-------- Records supplied --------
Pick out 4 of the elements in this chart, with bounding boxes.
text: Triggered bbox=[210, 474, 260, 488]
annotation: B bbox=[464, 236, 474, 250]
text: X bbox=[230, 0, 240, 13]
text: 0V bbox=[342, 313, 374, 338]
--------
-------- Records supplied --------
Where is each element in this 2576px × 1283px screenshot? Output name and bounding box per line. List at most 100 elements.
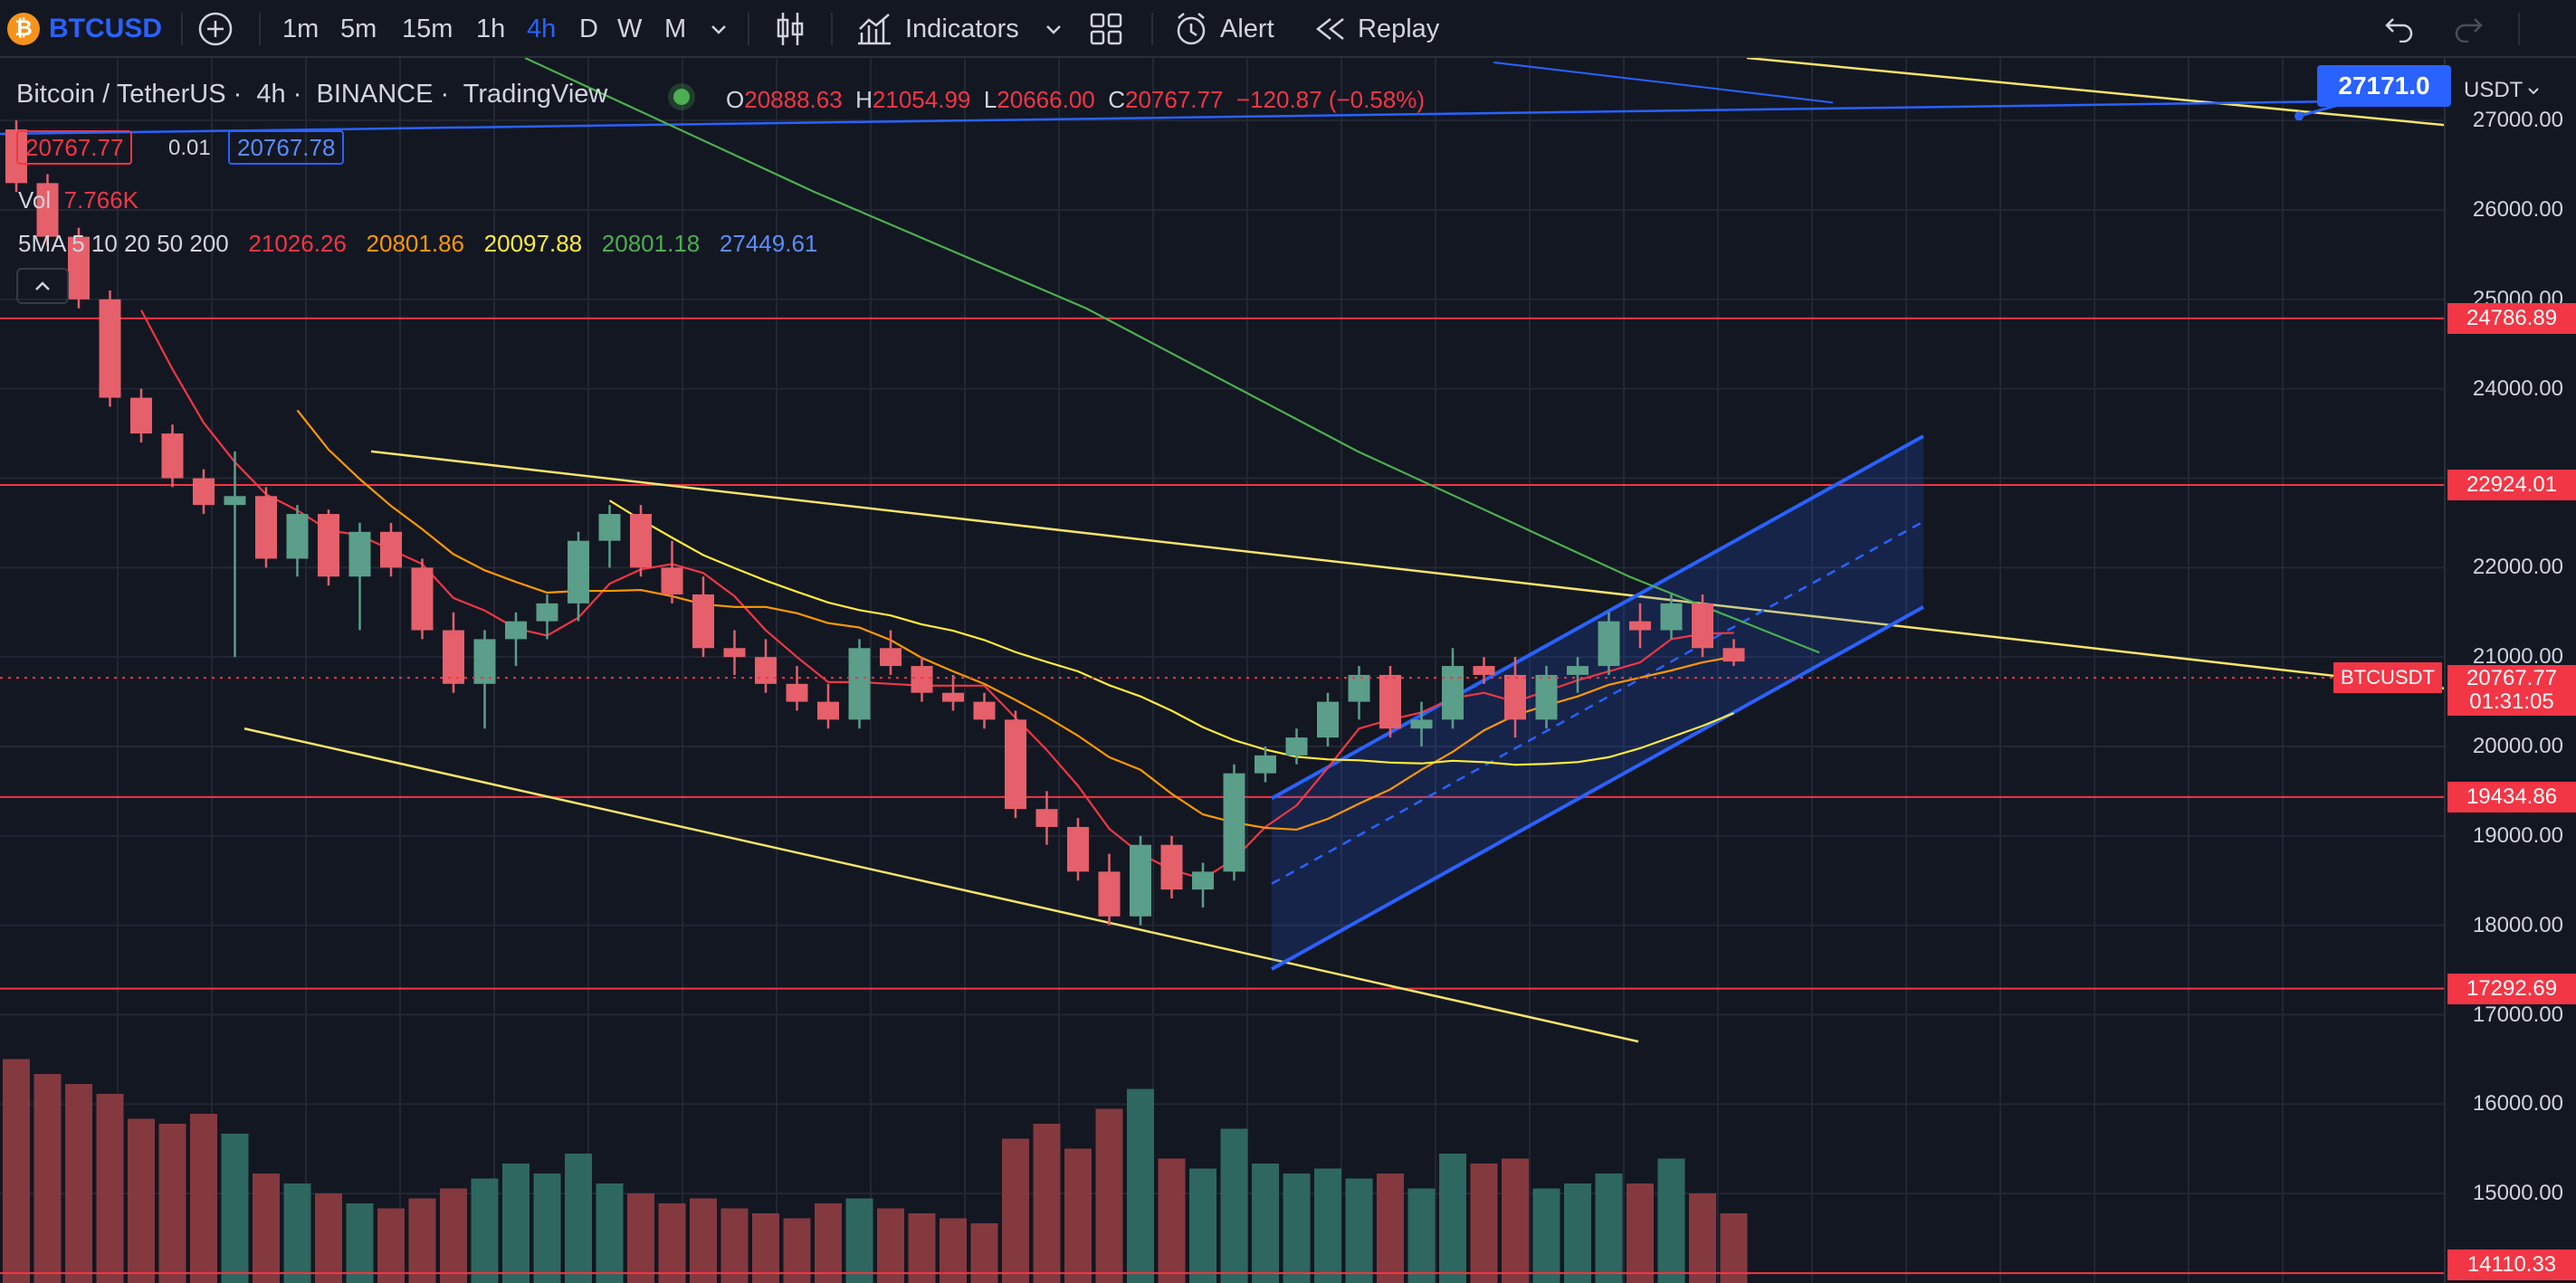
--------
-------- Records supplied --------
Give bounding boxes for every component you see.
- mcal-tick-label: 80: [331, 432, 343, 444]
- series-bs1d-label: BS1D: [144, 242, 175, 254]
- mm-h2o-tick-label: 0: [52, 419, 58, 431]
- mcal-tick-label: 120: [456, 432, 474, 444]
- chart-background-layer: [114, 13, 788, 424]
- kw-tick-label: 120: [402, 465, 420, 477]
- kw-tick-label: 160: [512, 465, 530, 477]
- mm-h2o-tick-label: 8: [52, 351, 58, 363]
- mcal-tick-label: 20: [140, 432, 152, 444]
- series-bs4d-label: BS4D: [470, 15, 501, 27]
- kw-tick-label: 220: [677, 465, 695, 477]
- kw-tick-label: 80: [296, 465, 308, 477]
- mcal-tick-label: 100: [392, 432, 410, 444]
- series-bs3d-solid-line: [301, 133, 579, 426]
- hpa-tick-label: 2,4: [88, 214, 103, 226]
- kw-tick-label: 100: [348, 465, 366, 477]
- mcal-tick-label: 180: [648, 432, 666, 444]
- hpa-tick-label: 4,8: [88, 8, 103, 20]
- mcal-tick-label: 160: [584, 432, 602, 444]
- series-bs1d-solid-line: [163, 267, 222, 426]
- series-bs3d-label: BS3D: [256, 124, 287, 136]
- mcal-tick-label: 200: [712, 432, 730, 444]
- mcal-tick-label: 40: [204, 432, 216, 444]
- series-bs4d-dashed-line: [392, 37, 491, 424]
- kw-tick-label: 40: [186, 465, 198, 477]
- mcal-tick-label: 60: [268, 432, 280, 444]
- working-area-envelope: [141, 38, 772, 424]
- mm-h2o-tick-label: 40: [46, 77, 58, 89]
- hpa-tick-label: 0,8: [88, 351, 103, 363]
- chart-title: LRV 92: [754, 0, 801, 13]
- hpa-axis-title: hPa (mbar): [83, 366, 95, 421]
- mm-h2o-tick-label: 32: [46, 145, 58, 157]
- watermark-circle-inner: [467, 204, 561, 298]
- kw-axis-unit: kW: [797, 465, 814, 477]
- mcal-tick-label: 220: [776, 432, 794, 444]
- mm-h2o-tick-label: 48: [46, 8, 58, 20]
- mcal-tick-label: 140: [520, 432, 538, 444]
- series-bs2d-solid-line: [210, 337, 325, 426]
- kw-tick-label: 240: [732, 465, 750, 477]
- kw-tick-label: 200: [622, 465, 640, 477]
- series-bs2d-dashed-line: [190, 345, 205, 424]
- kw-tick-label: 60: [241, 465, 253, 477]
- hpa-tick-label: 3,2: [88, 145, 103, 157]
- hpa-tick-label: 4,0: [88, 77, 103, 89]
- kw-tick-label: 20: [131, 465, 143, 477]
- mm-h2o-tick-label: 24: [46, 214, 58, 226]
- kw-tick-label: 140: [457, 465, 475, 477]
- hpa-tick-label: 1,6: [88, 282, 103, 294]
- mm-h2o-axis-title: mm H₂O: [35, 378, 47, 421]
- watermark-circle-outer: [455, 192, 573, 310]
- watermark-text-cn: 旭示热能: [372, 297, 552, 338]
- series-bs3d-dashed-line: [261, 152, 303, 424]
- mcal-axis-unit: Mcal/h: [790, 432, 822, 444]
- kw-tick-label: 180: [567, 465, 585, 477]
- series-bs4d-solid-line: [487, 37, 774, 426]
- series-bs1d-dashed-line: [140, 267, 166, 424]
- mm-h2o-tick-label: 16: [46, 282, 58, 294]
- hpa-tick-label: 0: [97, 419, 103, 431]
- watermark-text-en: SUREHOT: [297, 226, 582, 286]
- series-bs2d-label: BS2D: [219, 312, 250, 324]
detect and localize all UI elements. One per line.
--------
* **Exercise**:
Change "chart" to "diagram" in the data from the line that has "Pick out 4 of" through the line that has "text: 0V bbox=[342, 313, 374, 338]", and give those lines again with nothing else altered.

* **Response**:
Pick out 4 of the elements in this diagram, with bounding boxes.
text: Triggered bbox=[210, 474, 260, 488]
annotation: B bbox=[464, 236, 474, 250]
text: X bbox=[230, 0, 240, 13]
text: 0V bbox=[342, 313, 374, 338]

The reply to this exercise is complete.